**REQUEST**
Report the number of lines that include "Mining", with no additional text.

**RAW RECORDS**

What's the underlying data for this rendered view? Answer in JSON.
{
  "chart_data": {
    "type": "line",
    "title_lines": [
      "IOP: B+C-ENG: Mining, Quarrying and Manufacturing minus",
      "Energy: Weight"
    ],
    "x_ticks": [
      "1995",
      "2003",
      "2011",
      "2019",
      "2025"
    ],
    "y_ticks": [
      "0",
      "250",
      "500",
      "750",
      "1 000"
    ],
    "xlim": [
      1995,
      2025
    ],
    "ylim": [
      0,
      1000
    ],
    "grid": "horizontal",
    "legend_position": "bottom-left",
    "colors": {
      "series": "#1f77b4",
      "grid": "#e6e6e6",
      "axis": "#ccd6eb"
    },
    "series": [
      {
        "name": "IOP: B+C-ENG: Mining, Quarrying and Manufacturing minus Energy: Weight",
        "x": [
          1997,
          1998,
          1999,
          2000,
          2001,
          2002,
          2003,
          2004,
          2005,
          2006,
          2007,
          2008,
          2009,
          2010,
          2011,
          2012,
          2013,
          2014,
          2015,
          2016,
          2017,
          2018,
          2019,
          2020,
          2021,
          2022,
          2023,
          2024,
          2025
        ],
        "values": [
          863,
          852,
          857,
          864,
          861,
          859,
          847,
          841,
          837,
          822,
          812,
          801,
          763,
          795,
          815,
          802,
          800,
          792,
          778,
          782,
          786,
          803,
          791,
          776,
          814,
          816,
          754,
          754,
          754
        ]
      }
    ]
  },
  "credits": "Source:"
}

**FULL RESPONSE**
2